Give all the lines below again, exactly, with no pictures.

## [Stored records]
------

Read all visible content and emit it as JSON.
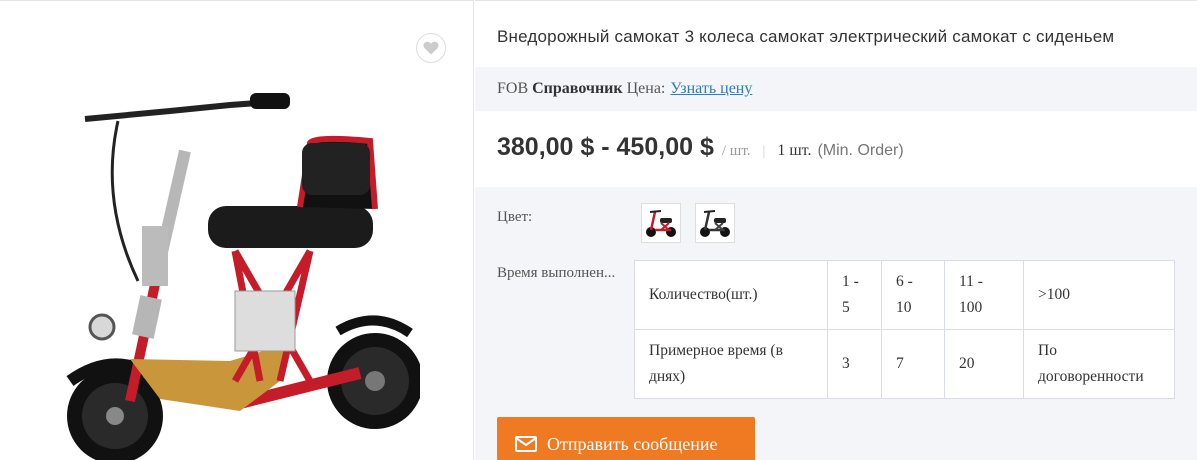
{
  "product": {
    "title": "Внедорожный самокат 3 колеса самокат электрический самокат с сиденьем"
  },
  "fob": {
    "prefix": "FOB",
    "bold": "Справочник",
    "label": "Цена:",
    "link": "Узнать цену"
  },
  "price": {
    "range": "380,00 $ - 450,00 $",
    "unit": "/ шт.",
    "min_qty": "1 шт.",
    "min_note": "(Min. Order)"
  },
  "attributes": {
    "color_label": "Цвет:",
    "lead_label": "Время выполнен..."
  },
  "lead_table": {
    "row1": [
      "Количество(шт.)",
      "1 - 5",
      "6 - 10",
      "11 - 100",
      ">100"
    ],
    "row2": [
      "Примерное время (в днях)",
      "3",
      "7",
      "20",
      "По договоренности"
    ]
  },
  "actions": {
    "send": "Отправить сообщение"
  },
  "icons": {
    "favorite": "heart-icon",
    "send": "envelope-icon"
  },
  "colors": {
    "accent": "#f07a22",
    "link": "#2d7bc1",
    "panel_bg": "#f3f5f9"
  }
}
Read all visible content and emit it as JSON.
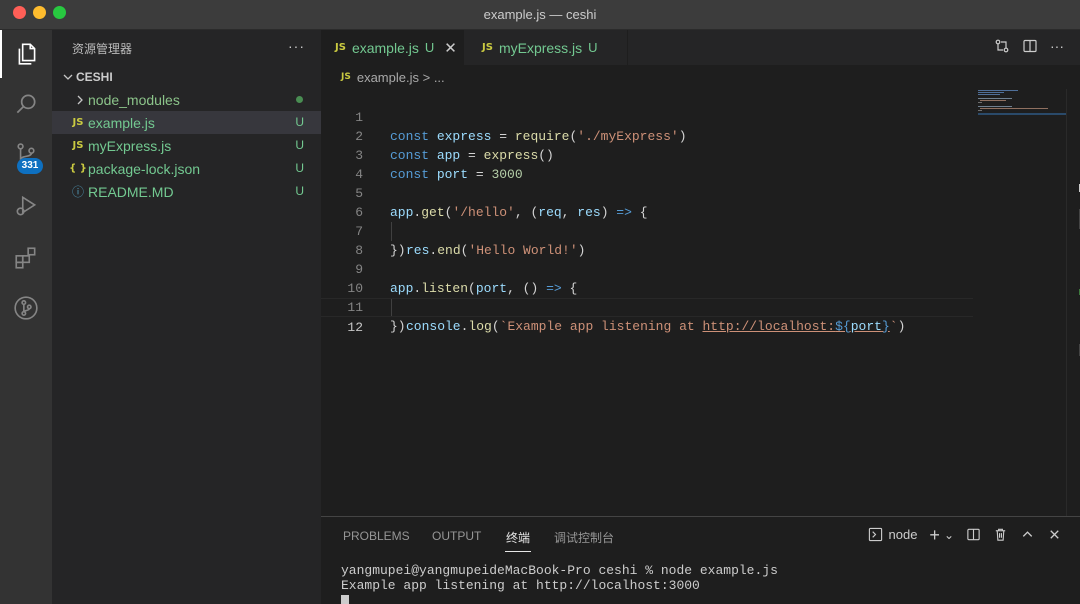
{
  "window": {
    "title": "example.js — ceshi"
  },
  "activity_bar": {
    "items": [
      {
        "icon": "files-icon",
        "active": true
      },
      {
        "icon": "search-icon"
      },
      {
        "icon": "source-control-icon",
        "badge": "331"
      },
      {
        "icon": "run-debug-icon"
      },
      {
        "icon": "extensions-icon"
      },
      {
        "icon": "git-graph-icon"
      }
    ]
  },
  "sidebar": {
    "title": "资源管理器",
    "more": "···",
    "folder": "CESHI",
    "items": [
      {
        "name": "node_modules",
        "type": "folder",
        "status": "dot"
      },
      {
        "name": "example.js",
        "type": "js",
        "icon_text": "JS",
        "status": "U",
        "selected": true
      },
      {
        "name": "myExpress.js",
        "type": "js",
        "icon_text": "JS",
        "status": "U"
      },
      {
        "name": "package-lock.json",
        "type": "json",
        "icon_text": "{ }",
        "status": "U"
      },
      {
        "name": "README.MD",
        "type": "info",
        "icon_text": "ⓘ",
        "status": "U"
      }
    ]
  },
  "tabs": [
    {
      "icon_text": "JS",
      "label": "example.js",
      "status": "U",
      "close": "✕",
      "active": true
    },
    {
      "icon_text": "JS",
      "label": "myExpress.js",
      "status": "U",
      "active": false
    }
  ],
  "breadcrumb": {
    "icon_text": "JS",
    "file": "example.js",
    "sep": " > ",
    "rest": "..."
  },
  "editor": {
    "lines": [
      "1",
      "2",
      "3",
      "4",
      "5",
      "6",
      "7",
      "8",
      "9",
      "10",
      "11",
      "12"
    ],
    "current_line": "12",
    "code": {
      "l1": {
        "kw": "const",
        "var": "express",
        "op": " = ",
        "fn": "require",
        "p1": "(",
        "str": "'./myExpress'",
        "p2": ")"
      },
      "l2": {
        "kw": "const",
        "var": "app",
        "op": " = ",
        "fn": "express",
        "p": "()"
      },
      "l3": {
        "kw": "const",
        "var": "port",
        "op": " = ",
        "num": "3000"
      },
      "l5": {
        "var": "app",
        "dot": ".",
        "fn": "get",
        "p1": "(",
        "str": "'/hello'",
        "c": ", (",
        "a1": "req",
        "c2": ", ",
        "a2": "res",
        "c3": ") ",
        "arrow": "=>",
        "b": " {"
      },
      "l6": {
        "var": "res",
        "dot": ".",
        "fn": "end",
        "p1": "(",
        "str": "'Hello World!'",
        "p2": ")"
      },
      "l7": {
        "t": "})"
      },
      "l9": {
        "var": "app",
        "dot": ".",
        "fn": "listen",
        "p1": "(",
        "a1": "port",
        "c": ", () ",
        "arrow": "=>",
        "b": " {"
      },
      "l10": {
        "var": "console",
        "dot": ".",
        "fn": "log",
        "p1": "(",
        "s1": "`Example app listening at ",
        "url": "http://localhost:",
        "t1": "${",
        "tv": "port",
        "t2": "}",
        "s2": "`",
        "p2": ")"
      },
      "l11": {
        "t": "})"
      }
    }
  },
  "panel": {
    "tabs": [
      "PROBLEMS",
      "OUTPUT",
      "终端",
      "调试控制台"
    ],
    "active_tab": "终端",
    "terminal_name": "node",
    "plus": "+",
    "chevron": "⌄",
    "terminal_lines": [
      "yangmupei@yangmupeideMacBook-Pro ceshi % node example.js",
      "Example app listening at http://localhost:3000"
    ]
  },
  "colors": {
    "accent_badge": "#0e70c0",
    "untracked_green": "#73c991",
    "js_yellow": "#cbcb41"
  }
}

------

## [ANSWER BELOW]
Read all visible content and emit it as JSON.
{
  "product": {
    "title": "Внедорожный самокат 3 колеса самокат электрический самокат с сиденьем"
  },
  "fob": {
    "prefix": "FOB",
    "bold": "Справочник",
    "label": "Цена:",
    "link": "Узнать цену"
  },
  "price": {
    "range": "380,00 $ - 450,00 $",
    "unit": "/ шт.",
    "min_qty": "1 шт.",
    "min_note": "(Min. Order)"
  },
  "attributes": {
    "color_label": "Цвет:",
    "lead_label": "Время выполнен..."
  },
  "lead_table": {
    "row1": [
      "Количество(шт.)",
      "1 - 5",
      "6 - 10",
      "11 - 100",
      ">100"
    ],
    "row2": [
      "Примерное время (в днях)",
      "3",
      "7",
      "20",
      "По договоренности"
    ]
  },
  "actions": {
    "send": "Отправить сообщение"
  },
  "icons": {
    "favorite": "heart-icon",
    "send": "envelope-icon"
  },
  "colors": {
    "accent": "#f07a22",
    "link": "#2d7bc1",
    "panel_bg": "#f3f5f9"
  }
}
Read all visible content and emit it as JSON.
{
  "window": {
    "title": "example.js — ceshi"
  },
  "activity_bar": {
    "items": [
      {
        "icon": "files-icon",
        "active": true
      },
      {
        "icon": "search-icon"
      },
      {
        "icon": "source-control-icon",
        "badge": "331"
      },
      {
        "icon": "run-debug-icon"
      },
      {
        "icon": "extensions-icon"
      },
      {
        "icon": "git-graph-icon"
      }
    ]
  },
  "sidebar": {
    "title": "资源管理器",
    "more": "···",
    "folder": "CESHI",
    "items": [
      {
        "name": "node_modules",
        "type": "folder",
        "status": "dot"
      },
      {
        "name": "example.js",
        "type": "js",
        "icon_text": "JS",
        "status": "U",
        "selected": true
      },
      {
        "name": "myExpress.js",
        "type": "js",
        "icon_text": "JS",
        "status": "U"
      },
      {
        "name": "package-lock.json",
        "type": "json",
        "icon_text": "{ }",
        "status": "U"
      },
      {
        "name": "README.MD",
        "type": "info",
        "icon_text": "ⓘ",
        "status": "U"
      }
    ]
  },
  "tabs": [
    {
      "icon_text": "JS",
      "label": "example.js",
      "status": "U",
      "close": "✕",
      "active": true
    },
    {
      "icon_text": "JS",
      "label": "myExpress.js",
      "status": "U",
      "active": false
    }
  ],
  "breadcrumb": {
    "icon_text": "JS",
    "file": "example.js",
    "sep": " > ",
    "rest": "..."
  },
  "editor": {
    "lines": [
      "1",
      "2",
      "3",
      "4",
      "5",
      "6",
      "7",
      "8",
      "9",
      "10",
      "11",
      "12"
    ],
    "current_line": "12",
    "code": {
      "l1": {
        "kw": "const",
        "var": "express",
        "op": " = ",
        "fn": "require",
        "p1": "(",
        "str": "'./myExpress'",
        "p2": ")"
      },
      "l2": {
        "kw": "const",
        "var": "app",
        "op": " = ",
        "fn": "express",
        "p": "()"
      },
      "l3": {
        "kw": "const",
        "var": "port",
        "op": " = ",
        "num": "3000"
      },
      "l5": {
        "var": "app",
        "dot": ".",
        "fn": "get",
        "p1": "(",
        "str": "'/hello'",
        "c": ", (",
        "a1": "req",
        "c2": ", ",
        "a2": "res",
        "c3": ") ",
        "arrow": "=>",
        "b": " {"
      },
      "l6": {
        "var": "res",
        "dot": ".",
        "fn": "end",
        "p1": "(",
        "str": "'Hello World!'",
        "p2": ")"
      },
      "l7": {
        "t": "})"
      },
      "l9": {
        "var": "app",
        "dot": ".",
        "fn": "listen",
        "p1": "(",
        "a1": "port",
        "c": ", () ",
        "arrow": "=>",
        "b": " {"
      },
      "l10": {
        "var": "console",
        "dot": ".",
        "fn": "log",
        "p1": "(",
        "s1": "`Example app listening at ",
        "url": "http://localhost:",
        "t1": "${",
        "tv": "port",
        "t2": "}",
        "s2": "`",
        "p2": ")"
      },
      "l11": {
        "t": "})"
      }
    }
  },
  "panel": {
    "tabs": [
      "PROBLEMS",
      "OUTPUT",
      "终端",
      "调试控制台"
    ],
    "active_tab": "终端",
    "terminal_name": "node",
    "plus": "+",
    "chevron": "⌄",
    "terminal_lines": [
      "yangmupei@yangmupeideMacBook-Pro ceshi % node example.js",
      "Example app listening at http://localhost:3000"
    ]
  },
  "colors": {
    "accent_badge": "#0e70c0",
    "untracked_green": "#73c991",
    "js_yellow": "#cbcb41"
  }
}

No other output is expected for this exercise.